**Task instructions**
Please arrange the data below as a numbered list, starting at its first line and ending at the line containing "The conductive wire 91 is at (153, 128).", with both of those lines included and blank lines left out.

**Excerpted records**
● ● ● ● ●
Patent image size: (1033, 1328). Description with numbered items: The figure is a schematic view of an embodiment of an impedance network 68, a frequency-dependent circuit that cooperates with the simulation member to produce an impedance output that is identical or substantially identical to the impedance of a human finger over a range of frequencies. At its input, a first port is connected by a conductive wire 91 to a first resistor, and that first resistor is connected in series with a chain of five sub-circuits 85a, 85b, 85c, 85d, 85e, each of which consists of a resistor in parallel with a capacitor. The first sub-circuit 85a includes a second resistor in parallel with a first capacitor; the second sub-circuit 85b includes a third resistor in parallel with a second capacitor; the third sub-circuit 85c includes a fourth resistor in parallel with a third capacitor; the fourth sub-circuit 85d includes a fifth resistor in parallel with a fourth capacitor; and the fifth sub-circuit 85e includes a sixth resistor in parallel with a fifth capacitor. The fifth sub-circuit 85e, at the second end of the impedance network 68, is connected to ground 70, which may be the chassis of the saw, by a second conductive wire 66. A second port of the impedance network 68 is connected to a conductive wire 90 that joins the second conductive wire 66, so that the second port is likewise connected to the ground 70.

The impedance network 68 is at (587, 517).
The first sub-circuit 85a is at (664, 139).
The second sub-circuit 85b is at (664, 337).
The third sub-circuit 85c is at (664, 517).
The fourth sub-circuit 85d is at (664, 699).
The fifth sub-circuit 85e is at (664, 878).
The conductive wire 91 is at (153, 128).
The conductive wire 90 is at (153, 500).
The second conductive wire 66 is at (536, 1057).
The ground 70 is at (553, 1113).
● ● ● ● ●
**Answer to this problem**
1. Patent image size: (1033, 1328). Description with numbered items: The figure is a schematic view of an embodiment of an impedance network 68, a frequency-dependent circuit that cooperates with the simulation member to produce an impedance output that is identical or substantially identical to the impedance of a human finger over a range of frequencies. At its input, a first port is connected by a conductive wire 91 to a first resistor, and that first resistor is connected in series with a chain of five sub-circuits 85a, 85b, 85c, 85d, 85e, each of which consists of a resistor in parallel with a capacitor. The first sub-circuit 85a includes a second resistor in parallel with a first capacitor; the second sub-circuit 85b includes a third resistor in parallel with a second capacitor; the third sub-circuit 85c includes a fourth resistor in parallel with a third capacitor; the fourth sub-circuit 85d includes a fifth resistor in parallel with a fourth capacitor; and the fifth sub-circuit 85e includes a sixth resistor in parallel with a fifth capacitor. The fifth sub-circuit 85e, at the second end of the impedance network 68, is connected to ground 70, which may be the chassis of the saw, by a second conductive wire 66. A second port of the impedance network 68 is connected to a conductive wire 90 that joins the second conductive wire 66, so that the second port is likewise connected to the ground 70.
2. The impedance network 68 is at (587, 517).
3. The first sub-circuit 85a is at (664, 139).
4. The second sub-circuit 85b is at (664, 337).
5. The third sub-circuit 85c is at (664, 517).
6. The fourth sub-circuit 85d is at (664, 699).
7. The fifth sub-circuit 85e is at (664, 878).
8. The conductive wire 91 is at (153, 128).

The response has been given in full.